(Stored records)
——
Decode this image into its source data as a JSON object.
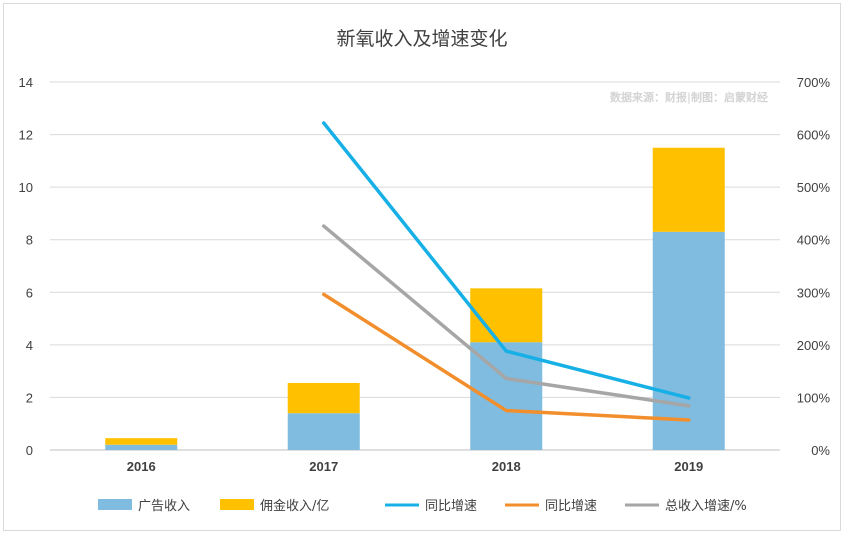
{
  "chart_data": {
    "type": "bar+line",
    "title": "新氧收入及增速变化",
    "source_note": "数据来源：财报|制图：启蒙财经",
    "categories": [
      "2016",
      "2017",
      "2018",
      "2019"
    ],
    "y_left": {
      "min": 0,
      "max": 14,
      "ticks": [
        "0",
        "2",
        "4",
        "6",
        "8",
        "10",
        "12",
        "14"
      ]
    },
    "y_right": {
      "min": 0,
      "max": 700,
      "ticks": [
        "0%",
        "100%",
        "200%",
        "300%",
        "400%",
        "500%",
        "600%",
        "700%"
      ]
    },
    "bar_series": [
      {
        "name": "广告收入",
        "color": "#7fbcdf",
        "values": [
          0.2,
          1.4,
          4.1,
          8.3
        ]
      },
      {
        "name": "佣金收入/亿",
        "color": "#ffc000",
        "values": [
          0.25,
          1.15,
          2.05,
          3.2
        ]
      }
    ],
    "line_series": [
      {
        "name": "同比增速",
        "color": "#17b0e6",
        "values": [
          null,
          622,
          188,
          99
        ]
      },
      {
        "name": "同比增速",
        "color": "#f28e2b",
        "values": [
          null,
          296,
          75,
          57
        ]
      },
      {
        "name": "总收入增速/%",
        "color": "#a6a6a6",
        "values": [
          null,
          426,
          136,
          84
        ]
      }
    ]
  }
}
——
* [CHALLENGE]:
Omit every picture, then repeat the remaining data exactly as it appears above.

* [EXERCISE ANSWER]:
Decode this image into its source data as a JSON object.
{
  "chart_data": {
    "type": "bar+line",
    "title": "新氧收入及增速变化",
    "source_note": "数据来源：财报|制图：启蒙财经",
    "categories": [
      "2016",
      "2017",
      "2018",
      "2019"
    ],
    "y_left": {
      "min": 0,
      "max": 14,
      "ticks": [
        "0",
        "2",
        "4",
        "6",
        "8",
        "10",
        "12",
        "14"
      ]
    },
    "y_right": {
      "min": 0,
      "max": 700,
      "ticks": [
        "0%",
        "100%",
        "200%",
        "300%",
        "400%",
        "500%",
        "600%",
        "700%"
      ]
    },
    "bar_series": [
      {
        "name": "广告收入",
        "color": "#7fbcdf",
        "values": [
          0.2,
          1.4,
          4.1,
          8.3
        ]
      },
      {
        "name": "佣金收入/亿",
        "color": "#ffc000",
        "values": [
          0.25,
          1.15,
          2.05,
          3.2
        ]
      }
    ],
    "line_series": [
      {
        "name": "同比增速",
        "color": "#17b0e6",
        "values": [
          null,
          622,
          188,
          99
        ]
      },
      {
        "name": "同比增速",
        "color": "#f28e2b",
        "values": [
          null,
          296,
          75,
          57
        ]
      },
      {
        "name": "总收入增速/%",
        "color": "#a6a6a6",
        "values": [
          null,
          426,
          136,
          84
        ]
      }
    ]
  }
}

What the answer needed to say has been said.